(To do) Please update the data from the line with "What elements are" up to and including the line with "svg-text:Yoozhibo.net: Yoozhibo.net [458, 426, 590, 449]", replacing "bounding boxes" with "box coordinates" and changing nothing else. Give only those lines, without the pictures.

(Entries provided)
= = = =

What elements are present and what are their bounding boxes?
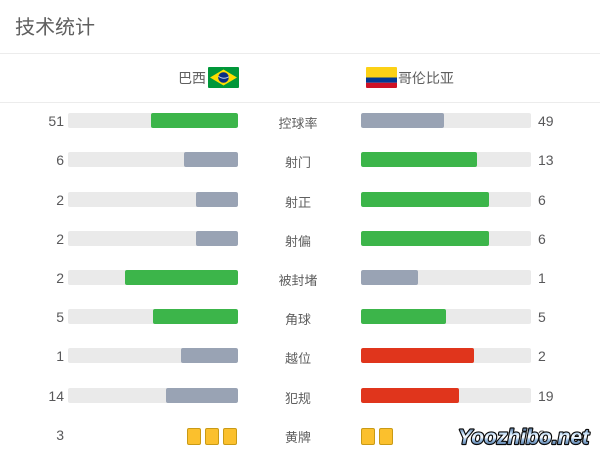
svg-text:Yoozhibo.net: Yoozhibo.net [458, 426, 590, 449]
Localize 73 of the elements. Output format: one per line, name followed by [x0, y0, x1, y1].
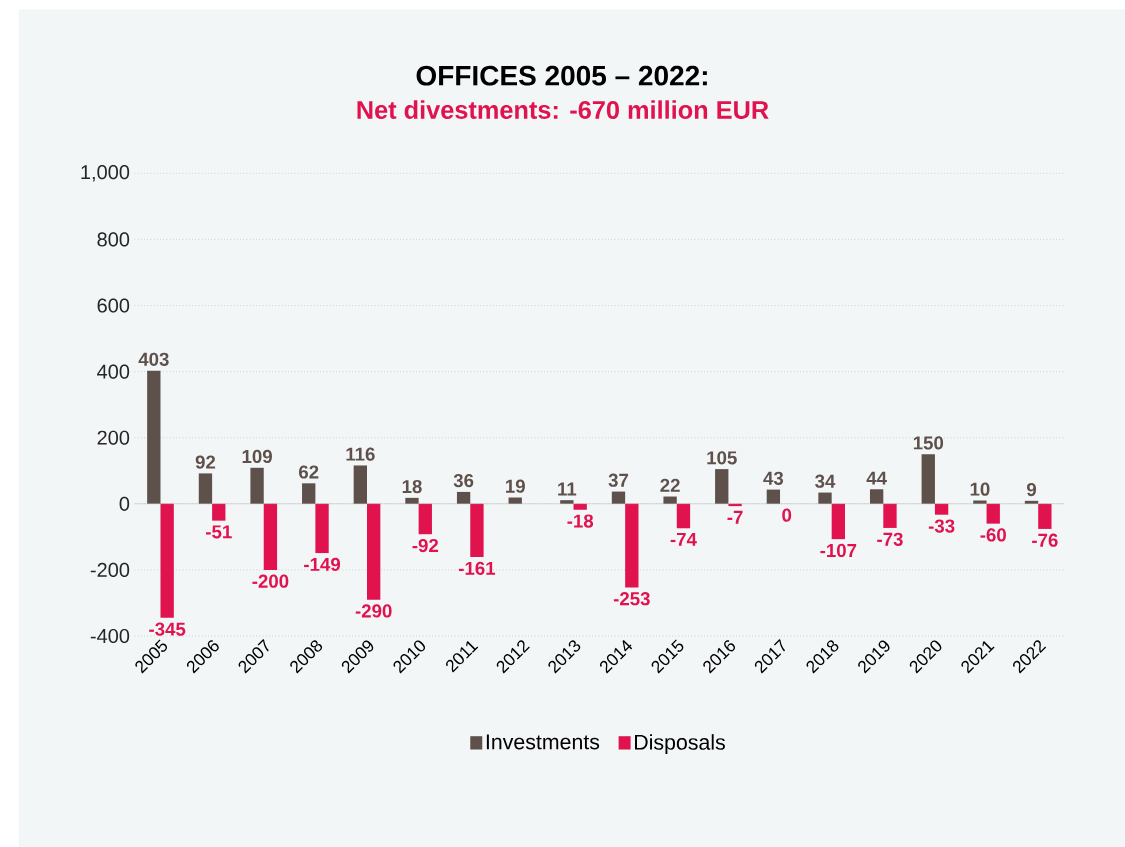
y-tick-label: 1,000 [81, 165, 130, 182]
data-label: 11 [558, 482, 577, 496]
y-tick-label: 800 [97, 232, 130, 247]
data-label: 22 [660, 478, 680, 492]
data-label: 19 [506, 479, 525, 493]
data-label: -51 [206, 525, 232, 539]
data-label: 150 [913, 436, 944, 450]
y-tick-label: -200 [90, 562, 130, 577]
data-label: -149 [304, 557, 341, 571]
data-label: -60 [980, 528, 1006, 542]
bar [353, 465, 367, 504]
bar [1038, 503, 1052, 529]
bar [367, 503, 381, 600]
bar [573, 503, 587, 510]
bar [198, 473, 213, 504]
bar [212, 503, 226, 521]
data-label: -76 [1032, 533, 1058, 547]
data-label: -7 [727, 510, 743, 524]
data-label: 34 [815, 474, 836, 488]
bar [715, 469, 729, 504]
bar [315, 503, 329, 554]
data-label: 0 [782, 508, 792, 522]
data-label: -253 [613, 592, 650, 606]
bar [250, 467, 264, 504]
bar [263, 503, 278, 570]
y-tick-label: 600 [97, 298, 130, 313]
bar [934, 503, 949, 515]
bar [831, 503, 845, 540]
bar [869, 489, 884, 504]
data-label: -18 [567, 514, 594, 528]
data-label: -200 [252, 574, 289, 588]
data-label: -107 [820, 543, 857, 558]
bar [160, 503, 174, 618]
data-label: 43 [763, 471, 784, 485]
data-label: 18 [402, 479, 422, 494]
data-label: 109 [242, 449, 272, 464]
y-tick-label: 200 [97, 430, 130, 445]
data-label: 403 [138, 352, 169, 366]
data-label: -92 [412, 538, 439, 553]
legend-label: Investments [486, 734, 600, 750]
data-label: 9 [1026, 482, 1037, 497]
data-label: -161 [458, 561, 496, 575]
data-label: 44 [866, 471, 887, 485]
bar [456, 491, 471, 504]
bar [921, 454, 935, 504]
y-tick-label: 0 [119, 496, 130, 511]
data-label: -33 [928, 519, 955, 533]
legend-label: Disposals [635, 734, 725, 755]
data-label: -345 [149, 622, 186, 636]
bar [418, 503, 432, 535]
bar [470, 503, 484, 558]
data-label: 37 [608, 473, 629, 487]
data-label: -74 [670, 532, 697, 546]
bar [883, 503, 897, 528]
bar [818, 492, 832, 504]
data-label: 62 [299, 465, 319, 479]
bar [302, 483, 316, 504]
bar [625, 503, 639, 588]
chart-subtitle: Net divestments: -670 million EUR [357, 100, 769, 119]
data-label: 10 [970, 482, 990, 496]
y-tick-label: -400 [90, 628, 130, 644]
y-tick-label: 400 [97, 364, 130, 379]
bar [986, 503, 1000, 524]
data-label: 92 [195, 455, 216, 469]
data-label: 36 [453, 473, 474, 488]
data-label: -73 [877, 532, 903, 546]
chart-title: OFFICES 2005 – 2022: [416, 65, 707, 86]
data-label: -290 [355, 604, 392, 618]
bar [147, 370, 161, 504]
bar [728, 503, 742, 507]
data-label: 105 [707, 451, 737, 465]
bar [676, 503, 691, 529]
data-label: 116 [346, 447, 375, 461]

= = = =

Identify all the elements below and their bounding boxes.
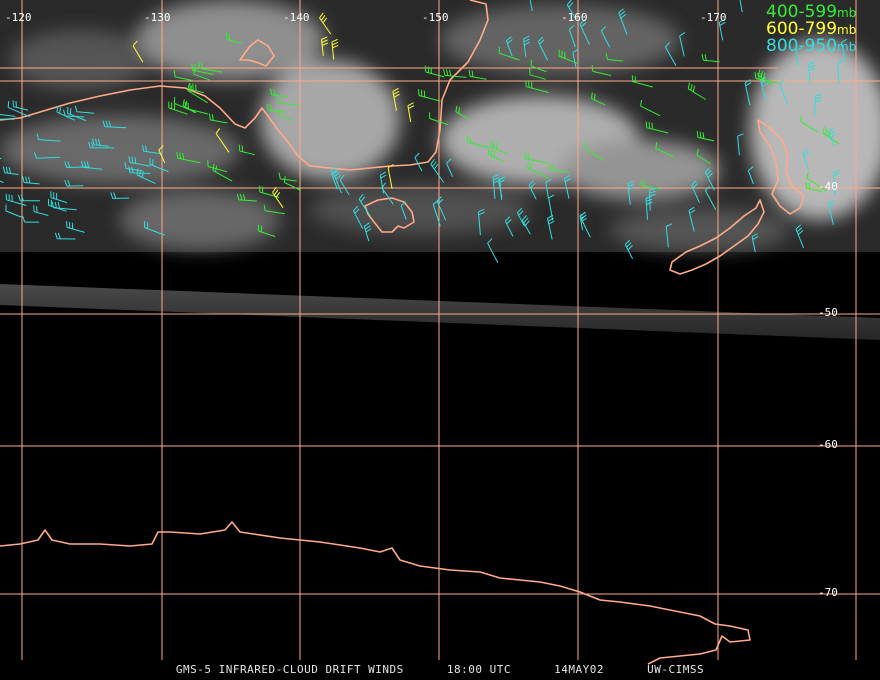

= = = =

(Exercise answer)
What elements are present and what are their box coordinates?
svg-text:Yoozhibo.net: Yoozhibo.net [458, 426, 590, 449]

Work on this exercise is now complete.